▸ STATED GOAL:
Locate every line that holds the string "alpha" and copy it.

***** DATA EXTRACT *****

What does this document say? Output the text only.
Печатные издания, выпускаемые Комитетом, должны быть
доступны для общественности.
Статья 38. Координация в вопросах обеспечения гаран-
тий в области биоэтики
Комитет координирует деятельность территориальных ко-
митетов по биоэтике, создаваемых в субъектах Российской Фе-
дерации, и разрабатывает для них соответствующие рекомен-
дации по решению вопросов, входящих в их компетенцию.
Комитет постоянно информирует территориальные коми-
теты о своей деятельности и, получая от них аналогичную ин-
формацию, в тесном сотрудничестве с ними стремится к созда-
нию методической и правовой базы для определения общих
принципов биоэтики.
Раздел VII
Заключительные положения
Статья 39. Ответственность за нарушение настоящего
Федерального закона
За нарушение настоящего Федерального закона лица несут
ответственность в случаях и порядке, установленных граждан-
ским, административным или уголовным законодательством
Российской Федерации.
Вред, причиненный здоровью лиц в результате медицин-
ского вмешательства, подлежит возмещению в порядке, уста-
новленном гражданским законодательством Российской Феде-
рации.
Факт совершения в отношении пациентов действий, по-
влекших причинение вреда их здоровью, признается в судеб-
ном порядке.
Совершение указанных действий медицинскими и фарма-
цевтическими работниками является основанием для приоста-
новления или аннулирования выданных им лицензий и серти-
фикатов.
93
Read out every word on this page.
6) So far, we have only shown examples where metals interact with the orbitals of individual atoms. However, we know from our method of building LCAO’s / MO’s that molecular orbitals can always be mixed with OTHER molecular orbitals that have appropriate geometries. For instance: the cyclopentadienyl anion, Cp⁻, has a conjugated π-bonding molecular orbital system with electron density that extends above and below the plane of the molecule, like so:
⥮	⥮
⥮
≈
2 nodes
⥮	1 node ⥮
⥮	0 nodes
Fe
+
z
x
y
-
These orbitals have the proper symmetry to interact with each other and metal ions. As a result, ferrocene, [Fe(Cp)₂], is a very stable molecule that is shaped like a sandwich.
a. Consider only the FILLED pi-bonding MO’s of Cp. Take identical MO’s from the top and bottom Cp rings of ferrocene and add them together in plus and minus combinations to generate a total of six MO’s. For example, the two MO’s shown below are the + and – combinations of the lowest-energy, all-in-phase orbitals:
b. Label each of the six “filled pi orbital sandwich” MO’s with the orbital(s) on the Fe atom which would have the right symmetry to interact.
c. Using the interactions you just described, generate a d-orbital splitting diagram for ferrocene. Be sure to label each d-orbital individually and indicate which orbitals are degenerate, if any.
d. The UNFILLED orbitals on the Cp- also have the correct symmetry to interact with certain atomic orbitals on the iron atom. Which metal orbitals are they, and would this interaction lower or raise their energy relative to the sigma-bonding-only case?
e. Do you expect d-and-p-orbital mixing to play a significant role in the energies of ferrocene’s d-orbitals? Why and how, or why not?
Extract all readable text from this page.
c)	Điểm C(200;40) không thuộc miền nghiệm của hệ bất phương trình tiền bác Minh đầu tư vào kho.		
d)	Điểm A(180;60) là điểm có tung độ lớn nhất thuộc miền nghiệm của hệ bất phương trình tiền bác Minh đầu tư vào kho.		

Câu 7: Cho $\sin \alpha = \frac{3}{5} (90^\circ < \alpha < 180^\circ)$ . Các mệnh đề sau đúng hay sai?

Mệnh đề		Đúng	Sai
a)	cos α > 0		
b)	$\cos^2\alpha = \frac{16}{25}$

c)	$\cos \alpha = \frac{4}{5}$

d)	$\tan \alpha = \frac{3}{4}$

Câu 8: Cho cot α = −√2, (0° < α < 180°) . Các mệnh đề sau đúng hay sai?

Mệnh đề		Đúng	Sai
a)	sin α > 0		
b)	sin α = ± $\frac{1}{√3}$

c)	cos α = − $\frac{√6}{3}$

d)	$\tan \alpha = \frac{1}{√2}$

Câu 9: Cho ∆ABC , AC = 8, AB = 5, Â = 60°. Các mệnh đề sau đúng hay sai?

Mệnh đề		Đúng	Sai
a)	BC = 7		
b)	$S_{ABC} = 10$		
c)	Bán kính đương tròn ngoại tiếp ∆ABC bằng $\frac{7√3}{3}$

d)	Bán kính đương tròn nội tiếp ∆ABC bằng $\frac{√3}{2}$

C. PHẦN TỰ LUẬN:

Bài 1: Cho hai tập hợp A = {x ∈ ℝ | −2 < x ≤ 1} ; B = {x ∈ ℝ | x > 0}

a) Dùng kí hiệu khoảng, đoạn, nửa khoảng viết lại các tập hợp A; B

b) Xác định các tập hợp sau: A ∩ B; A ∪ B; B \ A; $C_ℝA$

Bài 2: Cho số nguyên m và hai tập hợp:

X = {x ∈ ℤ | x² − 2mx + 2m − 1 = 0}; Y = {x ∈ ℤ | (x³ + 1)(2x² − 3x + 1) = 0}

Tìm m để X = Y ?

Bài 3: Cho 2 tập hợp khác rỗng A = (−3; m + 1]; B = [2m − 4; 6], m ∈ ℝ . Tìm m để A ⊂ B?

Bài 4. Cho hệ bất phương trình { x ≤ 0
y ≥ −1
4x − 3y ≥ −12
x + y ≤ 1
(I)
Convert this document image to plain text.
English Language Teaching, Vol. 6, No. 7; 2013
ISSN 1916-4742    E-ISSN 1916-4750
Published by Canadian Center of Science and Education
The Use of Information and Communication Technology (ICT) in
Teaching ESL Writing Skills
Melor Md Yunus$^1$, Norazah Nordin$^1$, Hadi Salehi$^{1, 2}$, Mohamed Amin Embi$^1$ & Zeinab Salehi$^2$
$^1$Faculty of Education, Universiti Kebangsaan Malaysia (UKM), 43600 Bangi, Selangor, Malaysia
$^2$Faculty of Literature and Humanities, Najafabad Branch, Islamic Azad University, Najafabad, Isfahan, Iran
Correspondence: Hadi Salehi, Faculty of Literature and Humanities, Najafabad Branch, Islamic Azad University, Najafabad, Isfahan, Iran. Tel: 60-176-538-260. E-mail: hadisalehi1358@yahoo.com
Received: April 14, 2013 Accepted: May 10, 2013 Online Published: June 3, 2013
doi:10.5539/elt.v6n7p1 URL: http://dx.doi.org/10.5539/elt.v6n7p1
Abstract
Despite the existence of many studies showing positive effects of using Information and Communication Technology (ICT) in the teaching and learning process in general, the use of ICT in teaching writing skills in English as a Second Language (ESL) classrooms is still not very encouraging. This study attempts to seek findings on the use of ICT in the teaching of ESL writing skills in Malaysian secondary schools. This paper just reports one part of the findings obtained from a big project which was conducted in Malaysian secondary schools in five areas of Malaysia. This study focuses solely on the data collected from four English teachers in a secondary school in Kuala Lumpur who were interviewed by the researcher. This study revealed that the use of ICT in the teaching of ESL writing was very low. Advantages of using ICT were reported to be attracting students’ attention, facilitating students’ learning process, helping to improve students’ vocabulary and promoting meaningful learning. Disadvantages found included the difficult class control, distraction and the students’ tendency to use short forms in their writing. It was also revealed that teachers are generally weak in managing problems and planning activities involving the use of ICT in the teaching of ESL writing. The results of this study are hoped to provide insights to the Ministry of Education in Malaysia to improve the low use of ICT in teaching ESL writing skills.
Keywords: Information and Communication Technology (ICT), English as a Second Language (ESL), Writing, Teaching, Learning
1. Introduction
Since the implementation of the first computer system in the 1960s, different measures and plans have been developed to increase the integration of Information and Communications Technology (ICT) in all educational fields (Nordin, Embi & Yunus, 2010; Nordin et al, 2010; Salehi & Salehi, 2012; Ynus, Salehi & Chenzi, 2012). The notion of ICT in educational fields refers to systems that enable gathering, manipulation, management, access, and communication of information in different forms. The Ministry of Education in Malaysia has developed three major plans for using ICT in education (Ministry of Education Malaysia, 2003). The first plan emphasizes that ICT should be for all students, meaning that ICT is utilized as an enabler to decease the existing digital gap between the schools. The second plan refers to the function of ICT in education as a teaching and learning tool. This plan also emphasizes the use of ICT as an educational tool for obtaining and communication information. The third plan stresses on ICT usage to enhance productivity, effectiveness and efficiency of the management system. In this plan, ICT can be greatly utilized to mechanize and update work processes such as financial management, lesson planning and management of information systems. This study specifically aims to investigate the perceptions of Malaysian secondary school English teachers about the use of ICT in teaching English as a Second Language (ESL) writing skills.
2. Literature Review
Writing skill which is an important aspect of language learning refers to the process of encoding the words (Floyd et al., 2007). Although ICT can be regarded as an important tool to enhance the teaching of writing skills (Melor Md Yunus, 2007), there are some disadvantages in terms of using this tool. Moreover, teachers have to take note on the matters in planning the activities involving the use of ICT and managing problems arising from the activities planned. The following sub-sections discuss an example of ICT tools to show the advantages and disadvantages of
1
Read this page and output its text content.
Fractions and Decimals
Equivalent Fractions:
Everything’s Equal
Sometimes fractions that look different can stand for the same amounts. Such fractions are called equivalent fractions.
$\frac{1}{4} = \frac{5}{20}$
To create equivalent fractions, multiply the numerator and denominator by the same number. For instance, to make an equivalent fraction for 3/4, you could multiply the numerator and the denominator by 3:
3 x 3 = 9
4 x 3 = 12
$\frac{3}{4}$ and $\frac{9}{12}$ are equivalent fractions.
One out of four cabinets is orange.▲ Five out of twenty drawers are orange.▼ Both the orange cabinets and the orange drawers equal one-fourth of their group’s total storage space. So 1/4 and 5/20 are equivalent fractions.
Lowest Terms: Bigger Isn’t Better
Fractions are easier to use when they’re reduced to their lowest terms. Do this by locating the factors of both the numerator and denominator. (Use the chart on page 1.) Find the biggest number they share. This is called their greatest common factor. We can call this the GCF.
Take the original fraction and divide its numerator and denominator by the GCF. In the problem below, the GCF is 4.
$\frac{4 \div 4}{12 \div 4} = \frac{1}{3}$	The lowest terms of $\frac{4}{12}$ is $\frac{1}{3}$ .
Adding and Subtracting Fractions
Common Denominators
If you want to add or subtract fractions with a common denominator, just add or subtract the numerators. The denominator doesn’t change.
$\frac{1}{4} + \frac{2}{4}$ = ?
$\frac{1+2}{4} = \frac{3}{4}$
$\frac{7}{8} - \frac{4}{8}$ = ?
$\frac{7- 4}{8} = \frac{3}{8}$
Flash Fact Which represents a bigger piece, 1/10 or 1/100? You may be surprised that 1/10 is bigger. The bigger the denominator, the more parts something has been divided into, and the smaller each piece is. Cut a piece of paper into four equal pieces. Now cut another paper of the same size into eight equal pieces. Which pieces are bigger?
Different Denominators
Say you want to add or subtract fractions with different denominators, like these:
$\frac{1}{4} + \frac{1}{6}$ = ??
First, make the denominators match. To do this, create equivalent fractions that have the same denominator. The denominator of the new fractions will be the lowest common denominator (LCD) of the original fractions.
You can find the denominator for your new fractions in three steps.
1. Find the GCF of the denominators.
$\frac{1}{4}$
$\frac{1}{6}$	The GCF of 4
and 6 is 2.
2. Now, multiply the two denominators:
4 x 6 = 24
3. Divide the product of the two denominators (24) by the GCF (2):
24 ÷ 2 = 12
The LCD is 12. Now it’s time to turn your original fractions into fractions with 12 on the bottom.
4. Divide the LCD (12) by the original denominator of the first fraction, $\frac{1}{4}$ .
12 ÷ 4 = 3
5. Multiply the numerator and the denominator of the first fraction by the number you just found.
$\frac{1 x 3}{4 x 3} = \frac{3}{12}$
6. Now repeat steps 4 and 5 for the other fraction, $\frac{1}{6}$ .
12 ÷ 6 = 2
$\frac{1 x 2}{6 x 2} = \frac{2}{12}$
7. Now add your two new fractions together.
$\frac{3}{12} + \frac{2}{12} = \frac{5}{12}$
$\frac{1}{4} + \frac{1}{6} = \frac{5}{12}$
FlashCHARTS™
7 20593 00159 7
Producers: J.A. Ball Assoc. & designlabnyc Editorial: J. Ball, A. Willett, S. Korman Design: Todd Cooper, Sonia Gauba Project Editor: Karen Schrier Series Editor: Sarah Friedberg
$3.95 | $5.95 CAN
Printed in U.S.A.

*****

▸ THE OUTPUT:
Câu 7: Cho $\sin \alpha = \frac{3}{5} (90^\circ < \alpha < 180^\circ)$ . Các mệnh đề sau đúng hay sai?
b)	$\cos^2\alpha = \frac{16}{25}$
c)	$\cos \alpha = \frac{4}{5}$
d)	$\tan \alpha = \frac{3}{4}$
d)	$\tan \alpha = \frac{1}{√2}$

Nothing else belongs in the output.